OBJECTIVE |
Give the listing again character for character, but drop the images.

[start DATASET CONTENT]

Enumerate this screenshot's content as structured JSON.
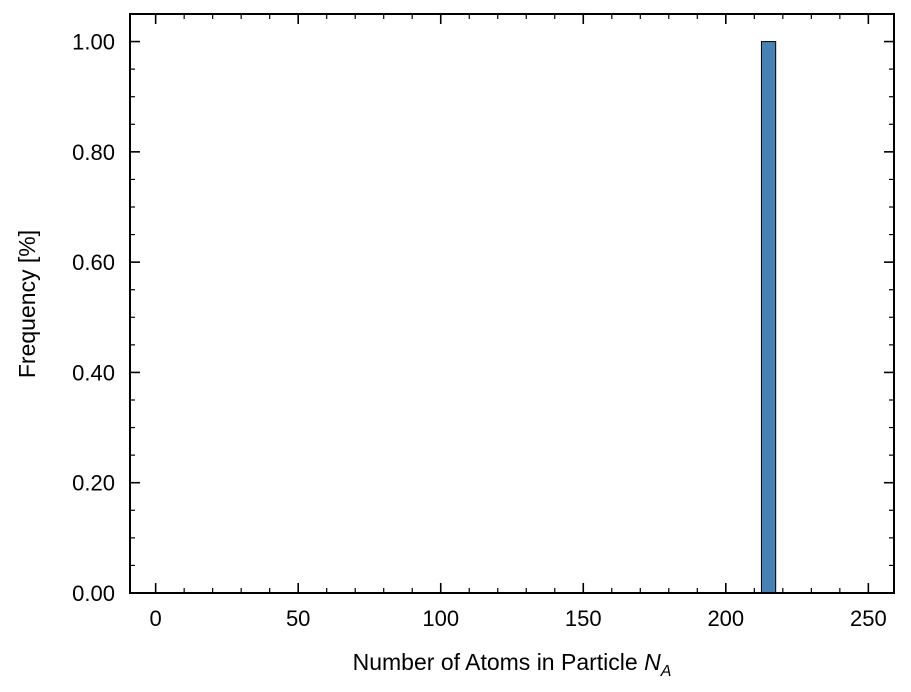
{
  "chart_data": {
    "type": "bar",
    "title": "",
    "xlabel": "Number of Atoms in Particle ",
    "xlabel_symbol": "N",
    "xlabel_subscript": "A",
    "ylabel": "Frequency [%]",
    "xlim": [
      -9,
      259
    ],
    "ylim": [
      0,
      1.05
    ],
    "x_ticks": [
      0,
      50,
      100,
      150,
      200,
      250
    ],
    "x_tick_labels": [
      "0",
      "50",
      "100",
      "150",
      "200",
      "250"
    ],
    "x_minor_step": 10,
    "y_ticks": [
      0,
      0.2,
      0.4,
      0.6,
      0.8,
      1.0
    ],
    "y_tick_labels": [
      "0.00",
      "0.20",
      "0.40",
      "0.60",
      "0.80",
      "1.00"
    ],
    "y_minor_step": 0.05,
    "bars": [
      {
        "x_start": 212.5,
        "x_end": 217.5,
        "value": 1.0
      }
    ],
    "bar_color": "#4682b4",
    "bar_edge_color": "#000000",
    "grid": false,
    "legend": "none"
  }
}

[end DATASET CONTENT]

SOLUTION FOR THIS EXERCISE |
Enumerate this screenshot's content as structured JSON.
{
  "chart_data": {
    "type": "bar",
    "title": "",
    "xlabel": "Number of Atoms in Particle ",
    "xlabel_symbol": "N",
    "xlabel_subscript": "A",
    "ylabel": "Frequency [%]",
    "xlim": [
      -9,
      259
    ],
    "ylim": [
      0,
      1.05
    ],
    "x_ticks": [
      0,
      50,
      100,
      150,
      200,
      250
    ],
    "x_tick_labels": [
      "0",
      "50",
      "100",
      "150",
      "200",
      "250"
    ],
    "x_minor_step": 10,
    "y_ticks": [
      0,
      0.2,
      0.4,
      0.6,
      0.8,
      1.0
    ],
    "y_tick_labels": [
      "0.00",
      "0.20",
      "0.40",
      "0.60",
      "0.80",
      "1.00"
    ],
    "y_minor_step": 0.05,
    "bars": [
      {
        "x_start": 212.5,
        "x_end": 217.5,
        "value": 1.0
      }
    ],
    "bar_color": "#4682b4",
    "bar_edge_color": "#000000",
    "grid": false,
    "legend": "none"
  }
}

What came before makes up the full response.